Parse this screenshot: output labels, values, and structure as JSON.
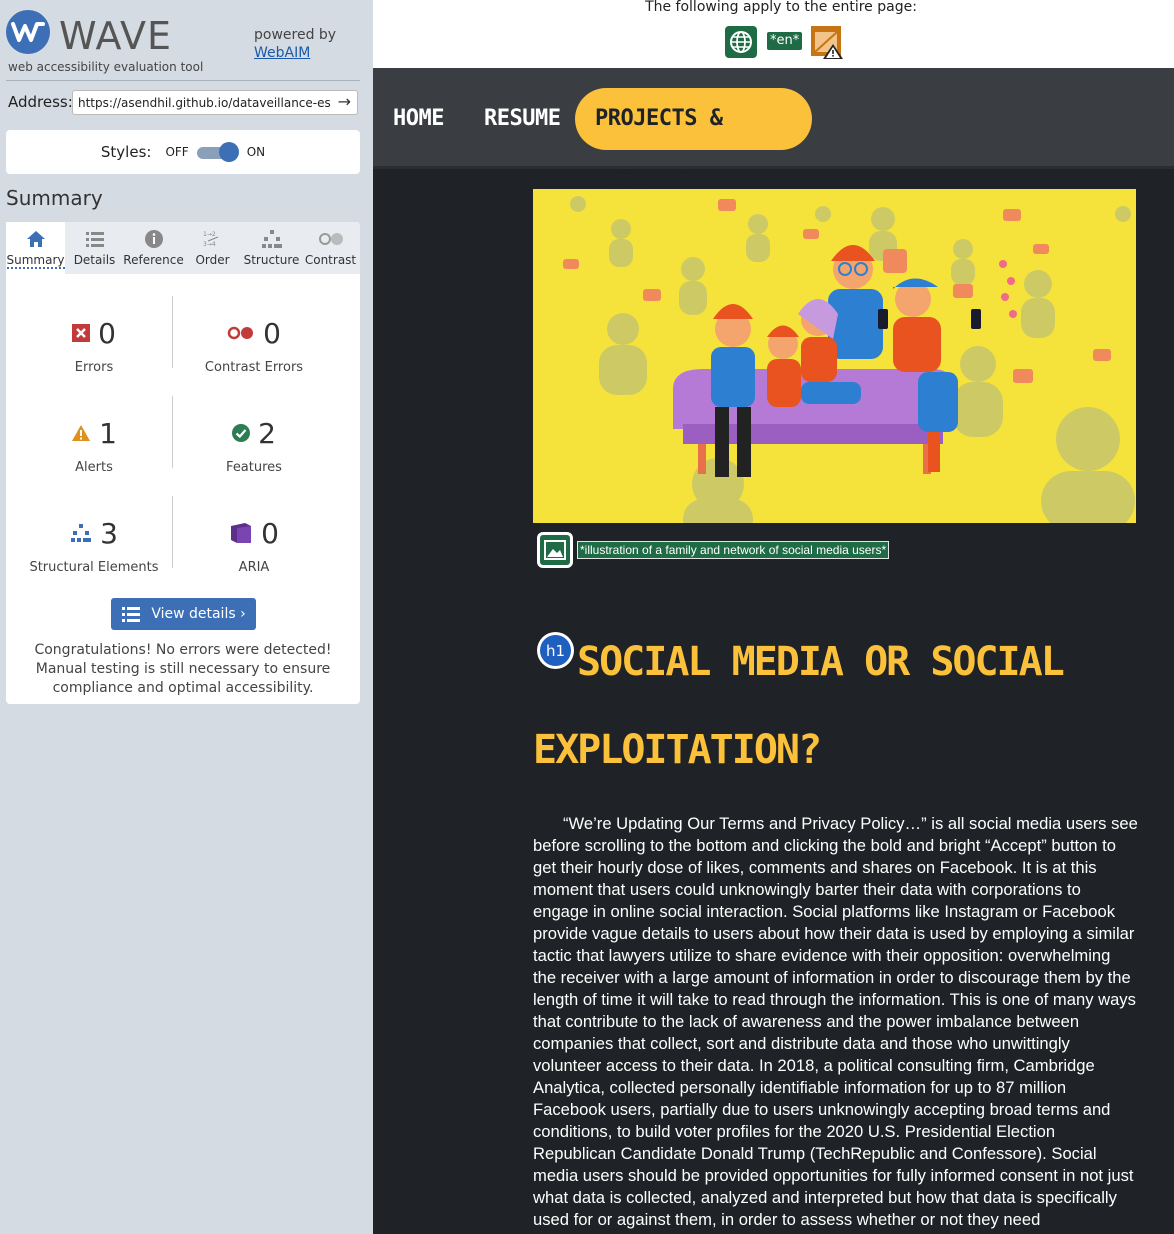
{
  "wave": {
    "logo_text": "WAVE",
    "tagline": "web accessibility evaluation tool",
    "powered_by": "powered by",
    "webaim_link": "WebAIM",
    "address_label": "Address:",
    "address_value": "https://asendhil.github.io/dataveillance-essay/",
    "styles_label": "Styles:",
    "styles_off": "OFF",
    "styles_on": "ON",
    "styles_enabled": true,
    "summary_title": "Summary",
    "tabs": [
      {
        "label": "Summary",
        "icon": "home-icon",
        "active": true
      },
      {
        "label": "Details",
        "icon": "list-icon",
        "active": false
      },
      {
        "label": "Reference",
        "icon": "info-icon",
        "active": false
      },
      {
        "label": "Order",
        "icon": "order-icon",
        "active": false
      },
      {
        "label": "Structure",
        "icon": "structure-icon",
        "active": false
      },
      {
        "label": "Contrast",
        "icon": "contrast-icon",
        "active": false
      }
    ],
    "stats": [
      {
        "label": "Errors",
        "value": "0",
        "icon": "error-icon",
        "color": "#c23b3b"
      },
      {
        "label": "Contrast Errors",
        "value": "0",
        "icon": "contrast-error-icon",
        "color": "#c23b3b"
      },
      {
        "label": "Alerts",
        "value": "1",
        "icon": "alert-icon",
        "color": "#e0901c"
      },
      {
        "label": "Features",
        "value": "2",
        "icon": "feature-icon",
        "color": "#2e7d52"
      },
      {
        "label": "Structural Elements",
        "value": "3",
        "icon": "structural-icon",
        "color": "#3d6fb6"
      },
      {
        "label": "ARIA",
        "value": "0",
        "icon": "aria-icon",
        "color": "#5b2f8a"
      }
    ],
    "view_details": "View details ›",
    "congrats": "Congratulations! No errors were detected! Manual testing is still necessary to ensure compliance and optimal accessibility."
  },
  "page_top": {
    "apply_text": "The following apply to the entire page:",
    "lang_badge": "*en*"
  },
  "site": {
    "nav": [
      "HOME",
      "RESUME",
      "PROJECTS & RESEARCH"
    ],
    "active_nav": "PROJECTS & RESEARCH",
    "caption": "*illustration of a family and network of social media users*",
    "h1_badge": "h1",
    "headline": "SOCIAL MEDIA OR SOCIAL EXPLOITATION?",
    "body": "“We’re Updating Our Terms and Privacy Policy…” is all social media users see before scrolling to the bottom and clicking the bold and bright “Accept” button to get their hourly dose of likes, comments and shares on Facebook. It is at this moment that users could unknowingly barter their data with corporations to engage in online social interaction. Social platforms like Instagram or Facebook provide vague details to users about how their data is used by employing a similar tactic that lawyers utilize to share evidence with their opposition: overwhelming the receiver with a large amount of information in order to discourage them by the length of time it will take to read through the information. This is one of many ways that contribute to the lack of awareness and the power imbalance between companies that collect, sort and distribute data and those who unwittingly volunteer access to their data. In 2018, a political consulting firm, Cambridge Analytica, collected personally identifiable information for up to 87 million Facebook users, partially due to users unknowingly accepting broad terms and conditions, to build voter profiles for the 2020 U.S. Presidential Election Republican Candidate Donald Trump (TechRepublic and Confessore). Social media users should be provided opportunities for fully informed consent in not just what data is collected, analyzed and interpreted but how that data is specifically used for or against them, in order to assess whether or not they need",
    "colors": {
      "accent": "#fcc13b",
      "background": "#1f2226",
      "nav": "#3a3d42",
      "hero": "#f5e23a"
    }
  }
}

**Problem:** Pictures in the records should not appear in your copy, but everything else must be transcribed exactly.

**Result:**
Parse this screenshot: output labels, values, and structure as JSON.
{
  "wave": {
    "logo_text": "WAVE",
    "tagline": "web accessibility evaluation tool",
    "powered_by": "powered by",
    "webaim_link": "WebAIM",
    "address_label": "Address:",
    "address_value": "https://asendhil.github.io/dataveillance-essay/",
    "styles_label": "Styles:",
    "styles_off": "OFF",
    "styles_on": "ON",
    "styles_enabled": true,
    "summary_title": "Summary",
    "tabs": [
      {
        "label": "Summary",
        "icon": "home-icon",
        "active": true
      },
      {
        "label": "Details",
        "icon": "list-icon",
        "active": false
      },
      {
        "label": "Reference",
        "icon": "info-icon",
        "active": false
      },
      {
        "label": "Order",
        "icon": "order-icon",
        "active": false
      },
      {
        "label": "Structure",
        "icon": "structure-icon",
        "active": false
      },
      {
        "label": "Contrast",
        "icon": "contrast-icon",
        "active": false
      }
    ],
    "stats": [
      {
        "label": "Errors",
        "value": "0",
        "icon": "error-icon",
        "color": "#c23b3b"
      },
      {
        "label": "Contrast Errors",
        "value": "0",
        "icon": "contrast-error-icon",
        "color": "#c23b3b"
      },
      {
        "label": "Alerts",
        "value": "1",
        "icon": "alert-icon",
        "color": "#e0901c"
      },
      {
        "label": "Features",
        "value": "2",
        "icon": "feature-icon",
        "color": "#2e7d52"
      },
      {
        "label": "Structural Elements",
        "value": "3",
        "icon": "structural-icon",
        "color": "#3d6fb6"
      },
      {
        "label": "ARIA",
        "value": "0",
        "icon": "aria-icon",
        "color": "#5b2f8a"
      }
    ],
    "view_details": "View details ›",
    "congrats": "Congratulations! No errors were detected! Manual testing is still necessary to ensure compliance and optimal accessibility."
  },
  "page_top": {
    "apply_text": "The following apply to the entire page:",
    "lang_badge": "*en*"
  },
  "site": {
    "nav": [
      "HOME",
      "RESUME",
      "PROJECTS & RESEARCH"
    ],
    "active_nav": "PROJECTS & RESEARCH",
    "caption": "*illustration of a family and network of social media users*",
    "h1_badge": "h1",
    "headline": "SOCIAL MEDIA OR SOCIAL EXPLOITATION?",
    "body": "“We’re Updating Our Terms and Privacy Policy…” is all social media users see before scrolling to the bottom and clicking the bold and bright “Accept” button to get their hourly dose of likes, comments and shares on Facebook. It is at this moment that users could unknowingly barter their data with corporations to engage in online social interaction. Social platforms like Instagram or Facebook provide vague details to users about how their data is used by employing a similar tactic that lawyers utilize to share evidence with their opposition: overwhelming the receiver with a large amount of information in order to discourage them by the length of time it will take to read through the information. This is one of many ways that contribute to the lack of awareness and the power imbalance between companies that collect, sort and distribute data and those who unwittingly volunteer access to their data. In 2018, a political consulting firm, Cambridge Analytica, collected personally identifiable information for up to 87 million Facebook users, partially due to users unknowingly accepting broad terms and conditions, to build voter profiles for the 2020 U.S. Presidential Election Republican Candidate Donald Trump (TechRepublic and Confessore). Social media users should be provided opportunities for fully informed consent in not just what data is collected, analyzed and interpreted but how that data is specifically used for or against them, in order to assess whether or not they need",
    "colors": {
      "accent": "#fcc13b",
      "background": "#1f2226",
      "nav": "#3a3d42",
      "hero": "#f5e23a"
    }
  }
}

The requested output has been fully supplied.